== Dataset content
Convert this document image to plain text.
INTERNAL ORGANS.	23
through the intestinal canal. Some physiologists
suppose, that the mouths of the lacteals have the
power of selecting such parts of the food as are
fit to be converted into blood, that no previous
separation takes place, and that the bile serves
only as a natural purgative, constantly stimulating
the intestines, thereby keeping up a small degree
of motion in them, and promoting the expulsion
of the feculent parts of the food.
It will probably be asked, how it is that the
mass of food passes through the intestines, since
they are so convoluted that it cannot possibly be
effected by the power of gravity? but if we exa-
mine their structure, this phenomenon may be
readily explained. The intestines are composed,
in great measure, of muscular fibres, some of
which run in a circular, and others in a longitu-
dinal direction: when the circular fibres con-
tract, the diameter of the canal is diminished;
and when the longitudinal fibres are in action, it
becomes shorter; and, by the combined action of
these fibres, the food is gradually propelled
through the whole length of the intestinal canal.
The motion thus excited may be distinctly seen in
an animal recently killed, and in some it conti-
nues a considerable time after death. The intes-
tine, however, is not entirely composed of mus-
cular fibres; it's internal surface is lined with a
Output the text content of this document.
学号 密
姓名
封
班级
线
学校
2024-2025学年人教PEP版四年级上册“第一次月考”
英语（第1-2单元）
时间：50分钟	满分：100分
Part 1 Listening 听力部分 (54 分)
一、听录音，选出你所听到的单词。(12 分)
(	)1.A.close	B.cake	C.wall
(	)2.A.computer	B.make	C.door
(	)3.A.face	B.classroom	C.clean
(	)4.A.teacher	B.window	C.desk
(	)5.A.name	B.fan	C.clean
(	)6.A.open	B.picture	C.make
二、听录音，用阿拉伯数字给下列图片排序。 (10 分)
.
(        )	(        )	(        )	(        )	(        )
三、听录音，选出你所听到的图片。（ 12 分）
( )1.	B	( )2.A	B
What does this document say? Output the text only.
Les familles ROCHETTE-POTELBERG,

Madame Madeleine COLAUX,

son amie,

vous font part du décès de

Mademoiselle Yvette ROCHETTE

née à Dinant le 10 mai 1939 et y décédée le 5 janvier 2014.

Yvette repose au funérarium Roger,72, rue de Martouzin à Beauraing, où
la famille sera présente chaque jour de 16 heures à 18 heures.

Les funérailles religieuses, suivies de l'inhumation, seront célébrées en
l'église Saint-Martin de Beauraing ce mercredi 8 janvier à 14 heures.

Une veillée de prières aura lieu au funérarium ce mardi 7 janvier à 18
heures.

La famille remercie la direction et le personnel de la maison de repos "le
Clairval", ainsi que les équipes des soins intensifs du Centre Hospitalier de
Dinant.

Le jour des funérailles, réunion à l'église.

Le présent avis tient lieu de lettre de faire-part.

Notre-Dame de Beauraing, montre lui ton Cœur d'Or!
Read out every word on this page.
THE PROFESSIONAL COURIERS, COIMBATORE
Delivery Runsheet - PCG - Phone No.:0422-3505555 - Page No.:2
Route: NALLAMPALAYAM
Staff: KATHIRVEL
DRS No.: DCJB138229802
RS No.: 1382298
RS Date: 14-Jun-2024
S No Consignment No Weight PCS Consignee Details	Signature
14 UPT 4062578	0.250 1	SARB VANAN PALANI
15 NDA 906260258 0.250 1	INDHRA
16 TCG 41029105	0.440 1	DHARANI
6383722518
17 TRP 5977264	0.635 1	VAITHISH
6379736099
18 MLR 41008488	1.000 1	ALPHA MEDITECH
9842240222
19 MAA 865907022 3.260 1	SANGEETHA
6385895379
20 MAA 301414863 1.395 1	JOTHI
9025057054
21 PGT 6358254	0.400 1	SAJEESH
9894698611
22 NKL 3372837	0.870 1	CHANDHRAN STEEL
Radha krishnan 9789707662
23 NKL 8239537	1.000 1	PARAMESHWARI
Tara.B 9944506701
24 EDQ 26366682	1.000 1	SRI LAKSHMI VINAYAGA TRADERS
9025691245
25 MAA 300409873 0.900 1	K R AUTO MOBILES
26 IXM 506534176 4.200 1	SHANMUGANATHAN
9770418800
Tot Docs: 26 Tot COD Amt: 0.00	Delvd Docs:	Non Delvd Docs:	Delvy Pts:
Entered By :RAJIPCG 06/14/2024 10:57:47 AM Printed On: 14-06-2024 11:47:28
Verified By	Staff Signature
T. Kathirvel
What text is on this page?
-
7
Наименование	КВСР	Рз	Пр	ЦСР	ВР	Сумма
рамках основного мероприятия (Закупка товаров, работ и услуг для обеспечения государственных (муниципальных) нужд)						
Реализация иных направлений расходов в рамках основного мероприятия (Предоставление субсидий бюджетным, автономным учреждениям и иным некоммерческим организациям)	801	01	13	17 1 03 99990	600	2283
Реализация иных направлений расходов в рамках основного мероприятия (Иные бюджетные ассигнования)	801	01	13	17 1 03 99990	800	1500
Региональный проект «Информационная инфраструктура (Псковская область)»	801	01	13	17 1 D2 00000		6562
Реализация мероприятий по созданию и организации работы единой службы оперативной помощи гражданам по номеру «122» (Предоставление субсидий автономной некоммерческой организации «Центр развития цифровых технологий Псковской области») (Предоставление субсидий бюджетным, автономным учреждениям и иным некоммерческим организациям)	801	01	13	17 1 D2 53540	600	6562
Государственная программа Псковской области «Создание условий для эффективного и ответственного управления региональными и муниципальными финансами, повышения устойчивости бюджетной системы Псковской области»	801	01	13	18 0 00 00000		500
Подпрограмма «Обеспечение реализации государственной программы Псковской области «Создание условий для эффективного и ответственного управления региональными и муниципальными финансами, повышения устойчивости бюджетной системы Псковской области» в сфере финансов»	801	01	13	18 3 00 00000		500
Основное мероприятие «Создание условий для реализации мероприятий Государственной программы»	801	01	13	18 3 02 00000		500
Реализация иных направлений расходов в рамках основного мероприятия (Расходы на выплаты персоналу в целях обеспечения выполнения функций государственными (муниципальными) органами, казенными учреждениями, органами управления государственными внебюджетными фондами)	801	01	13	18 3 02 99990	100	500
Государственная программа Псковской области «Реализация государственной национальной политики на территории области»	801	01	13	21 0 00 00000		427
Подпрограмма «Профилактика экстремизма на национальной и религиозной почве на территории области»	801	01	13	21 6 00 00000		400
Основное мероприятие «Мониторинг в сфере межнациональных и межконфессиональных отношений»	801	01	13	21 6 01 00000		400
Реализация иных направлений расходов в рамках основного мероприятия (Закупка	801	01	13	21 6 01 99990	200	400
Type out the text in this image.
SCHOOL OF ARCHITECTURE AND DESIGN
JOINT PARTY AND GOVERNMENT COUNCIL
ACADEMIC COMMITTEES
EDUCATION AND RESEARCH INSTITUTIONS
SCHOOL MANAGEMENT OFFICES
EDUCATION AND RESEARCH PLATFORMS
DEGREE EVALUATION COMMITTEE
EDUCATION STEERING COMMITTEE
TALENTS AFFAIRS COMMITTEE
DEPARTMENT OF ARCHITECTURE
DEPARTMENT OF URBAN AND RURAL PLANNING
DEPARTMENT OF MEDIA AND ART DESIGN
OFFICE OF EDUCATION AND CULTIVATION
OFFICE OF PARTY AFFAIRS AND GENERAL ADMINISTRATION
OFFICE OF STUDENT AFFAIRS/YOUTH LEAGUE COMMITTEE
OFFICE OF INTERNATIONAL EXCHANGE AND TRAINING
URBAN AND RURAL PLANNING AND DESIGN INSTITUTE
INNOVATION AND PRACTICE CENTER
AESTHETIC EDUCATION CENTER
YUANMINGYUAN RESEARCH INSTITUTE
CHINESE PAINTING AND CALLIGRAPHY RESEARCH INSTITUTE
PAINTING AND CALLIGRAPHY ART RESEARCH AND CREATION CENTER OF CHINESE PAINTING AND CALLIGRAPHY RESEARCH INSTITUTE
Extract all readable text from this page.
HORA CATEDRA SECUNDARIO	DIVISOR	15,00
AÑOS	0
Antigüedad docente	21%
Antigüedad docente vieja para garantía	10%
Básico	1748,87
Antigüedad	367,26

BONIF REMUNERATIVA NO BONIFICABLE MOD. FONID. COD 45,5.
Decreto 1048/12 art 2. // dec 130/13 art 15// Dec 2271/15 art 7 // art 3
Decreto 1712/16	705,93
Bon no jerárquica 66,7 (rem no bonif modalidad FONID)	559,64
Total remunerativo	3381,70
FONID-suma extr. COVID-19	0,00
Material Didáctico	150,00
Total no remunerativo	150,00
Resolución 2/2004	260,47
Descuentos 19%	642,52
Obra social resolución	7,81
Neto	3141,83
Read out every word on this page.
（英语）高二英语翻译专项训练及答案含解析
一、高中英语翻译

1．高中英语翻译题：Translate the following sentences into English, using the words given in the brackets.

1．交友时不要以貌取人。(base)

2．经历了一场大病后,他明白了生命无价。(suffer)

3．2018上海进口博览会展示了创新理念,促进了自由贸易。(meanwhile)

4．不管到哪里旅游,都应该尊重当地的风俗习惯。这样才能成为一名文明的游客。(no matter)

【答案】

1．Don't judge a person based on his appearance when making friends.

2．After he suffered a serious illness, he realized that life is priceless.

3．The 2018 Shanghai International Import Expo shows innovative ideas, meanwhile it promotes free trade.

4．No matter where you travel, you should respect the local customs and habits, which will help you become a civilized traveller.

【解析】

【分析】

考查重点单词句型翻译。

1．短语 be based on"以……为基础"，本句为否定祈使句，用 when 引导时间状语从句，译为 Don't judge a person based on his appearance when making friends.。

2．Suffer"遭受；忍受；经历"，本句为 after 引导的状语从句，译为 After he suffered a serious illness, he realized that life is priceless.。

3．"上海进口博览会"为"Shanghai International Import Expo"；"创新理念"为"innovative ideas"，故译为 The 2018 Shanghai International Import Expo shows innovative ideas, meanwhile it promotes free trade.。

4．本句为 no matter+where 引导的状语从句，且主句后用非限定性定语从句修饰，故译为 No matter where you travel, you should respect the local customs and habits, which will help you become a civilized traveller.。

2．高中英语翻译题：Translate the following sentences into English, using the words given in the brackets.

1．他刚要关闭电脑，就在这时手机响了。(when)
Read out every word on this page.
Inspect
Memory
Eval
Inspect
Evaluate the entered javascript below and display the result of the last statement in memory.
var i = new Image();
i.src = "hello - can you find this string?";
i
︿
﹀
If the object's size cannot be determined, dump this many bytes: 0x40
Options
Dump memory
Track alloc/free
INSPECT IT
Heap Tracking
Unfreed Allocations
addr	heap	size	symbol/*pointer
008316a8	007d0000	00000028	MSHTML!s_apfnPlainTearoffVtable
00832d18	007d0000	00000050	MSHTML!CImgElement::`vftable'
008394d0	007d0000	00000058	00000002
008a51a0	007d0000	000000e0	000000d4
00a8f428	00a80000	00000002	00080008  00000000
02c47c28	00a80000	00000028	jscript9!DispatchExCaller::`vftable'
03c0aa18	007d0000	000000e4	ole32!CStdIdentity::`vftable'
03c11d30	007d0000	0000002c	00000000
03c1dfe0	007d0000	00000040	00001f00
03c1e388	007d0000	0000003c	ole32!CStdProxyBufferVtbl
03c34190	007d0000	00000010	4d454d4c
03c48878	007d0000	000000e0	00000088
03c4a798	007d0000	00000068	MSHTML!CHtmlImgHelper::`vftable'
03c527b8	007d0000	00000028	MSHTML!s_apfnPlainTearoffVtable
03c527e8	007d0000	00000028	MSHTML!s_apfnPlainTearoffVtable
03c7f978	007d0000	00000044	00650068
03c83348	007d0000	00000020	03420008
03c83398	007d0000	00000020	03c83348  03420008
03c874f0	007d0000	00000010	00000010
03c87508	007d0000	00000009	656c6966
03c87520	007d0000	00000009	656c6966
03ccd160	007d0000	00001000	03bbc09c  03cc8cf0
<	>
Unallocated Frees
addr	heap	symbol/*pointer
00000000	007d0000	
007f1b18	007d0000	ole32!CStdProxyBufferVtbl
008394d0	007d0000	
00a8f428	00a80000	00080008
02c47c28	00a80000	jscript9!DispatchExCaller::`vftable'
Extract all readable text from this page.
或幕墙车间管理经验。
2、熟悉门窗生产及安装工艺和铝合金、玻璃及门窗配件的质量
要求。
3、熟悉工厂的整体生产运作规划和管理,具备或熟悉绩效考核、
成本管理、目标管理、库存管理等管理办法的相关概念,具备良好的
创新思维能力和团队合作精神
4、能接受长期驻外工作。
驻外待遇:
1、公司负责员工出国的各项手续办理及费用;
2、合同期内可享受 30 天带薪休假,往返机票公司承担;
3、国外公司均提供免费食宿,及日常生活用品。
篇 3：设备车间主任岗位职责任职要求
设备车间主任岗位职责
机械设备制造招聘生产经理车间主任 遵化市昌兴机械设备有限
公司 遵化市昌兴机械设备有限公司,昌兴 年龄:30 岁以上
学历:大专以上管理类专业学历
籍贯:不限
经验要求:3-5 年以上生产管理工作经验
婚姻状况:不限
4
====
Go through the entries above and copy every line containing "Beauraing".

Yvette repose au funérarium Roger,72, rue de Martouzin à Beauraing, où
l'église Saint-Martin de Beauraing ce mercredi 8 janvier à 14 heures.
Notre-Dame de Beauraing, montre lui ton Cœur d'Or!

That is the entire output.